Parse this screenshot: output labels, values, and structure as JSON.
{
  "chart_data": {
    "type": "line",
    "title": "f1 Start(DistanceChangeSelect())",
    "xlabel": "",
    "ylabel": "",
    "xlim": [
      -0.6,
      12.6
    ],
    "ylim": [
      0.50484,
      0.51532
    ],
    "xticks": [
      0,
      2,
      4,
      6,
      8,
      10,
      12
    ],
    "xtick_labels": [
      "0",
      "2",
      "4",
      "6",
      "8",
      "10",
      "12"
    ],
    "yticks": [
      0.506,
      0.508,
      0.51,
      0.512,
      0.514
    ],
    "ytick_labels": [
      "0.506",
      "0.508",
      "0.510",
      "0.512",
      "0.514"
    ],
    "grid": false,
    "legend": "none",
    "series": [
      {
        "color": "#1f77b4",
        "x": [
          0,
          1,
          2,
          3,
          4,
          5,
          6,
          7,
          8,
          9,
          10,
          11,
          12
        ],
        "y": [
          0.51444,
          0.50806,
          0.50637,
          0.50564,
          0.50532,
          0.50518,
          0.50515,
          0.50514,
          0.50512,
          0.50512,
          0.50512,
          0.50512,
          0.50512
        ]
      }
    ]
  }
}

+ + + + +

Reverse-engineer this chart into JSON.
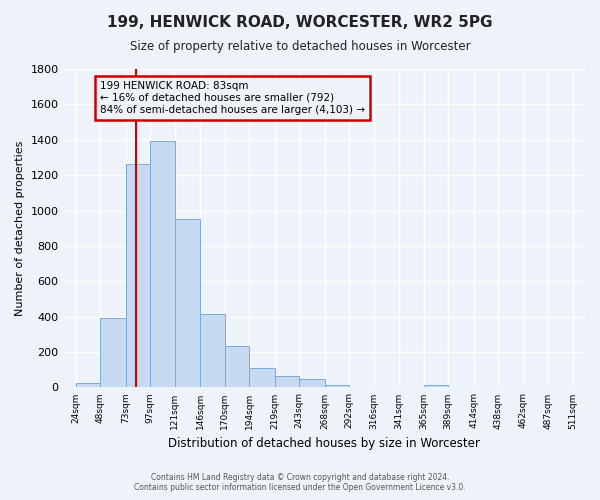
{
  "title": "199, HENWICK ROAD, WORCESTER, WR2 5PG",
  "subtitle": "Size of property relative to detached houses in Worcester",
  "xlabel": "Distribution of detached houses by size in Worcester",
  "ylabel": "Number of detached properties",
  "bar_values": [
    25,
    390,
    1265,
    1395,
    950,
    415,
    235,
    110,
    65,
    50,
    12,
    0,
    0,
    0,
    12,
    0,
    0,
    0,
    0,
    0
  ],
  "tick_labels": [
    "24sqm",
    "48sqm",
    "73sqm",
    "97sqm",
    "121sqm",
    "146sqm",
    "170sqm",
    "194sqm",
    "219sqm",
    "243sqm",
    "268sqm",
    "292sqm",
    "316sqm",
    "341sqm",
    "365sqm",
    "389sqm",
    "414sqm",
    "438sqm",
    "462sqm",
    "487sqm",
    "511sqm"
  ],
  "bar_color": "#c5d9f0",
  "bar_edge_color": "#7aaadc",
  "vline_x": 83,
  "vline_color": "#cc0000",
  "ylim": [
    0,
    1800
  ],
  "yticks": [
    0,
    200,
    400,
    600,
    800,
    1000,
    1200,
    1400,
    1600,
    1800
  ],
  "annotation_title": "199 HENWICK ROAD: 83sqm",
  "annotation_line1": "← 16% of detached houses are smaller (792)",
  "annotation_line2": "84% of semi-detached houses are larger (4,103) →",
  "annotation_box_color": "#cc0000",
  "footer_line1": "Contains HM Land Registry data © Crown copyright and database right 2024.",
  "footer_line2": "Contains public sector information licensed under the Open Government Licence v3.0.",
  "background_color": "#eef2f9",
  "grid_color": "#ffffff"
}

+ + + + +

▶ PROBLEM
Your reply is one number: how many lines of the records above contain the word "Contains".

▶ ANSWER TO THIS PROBLEM
2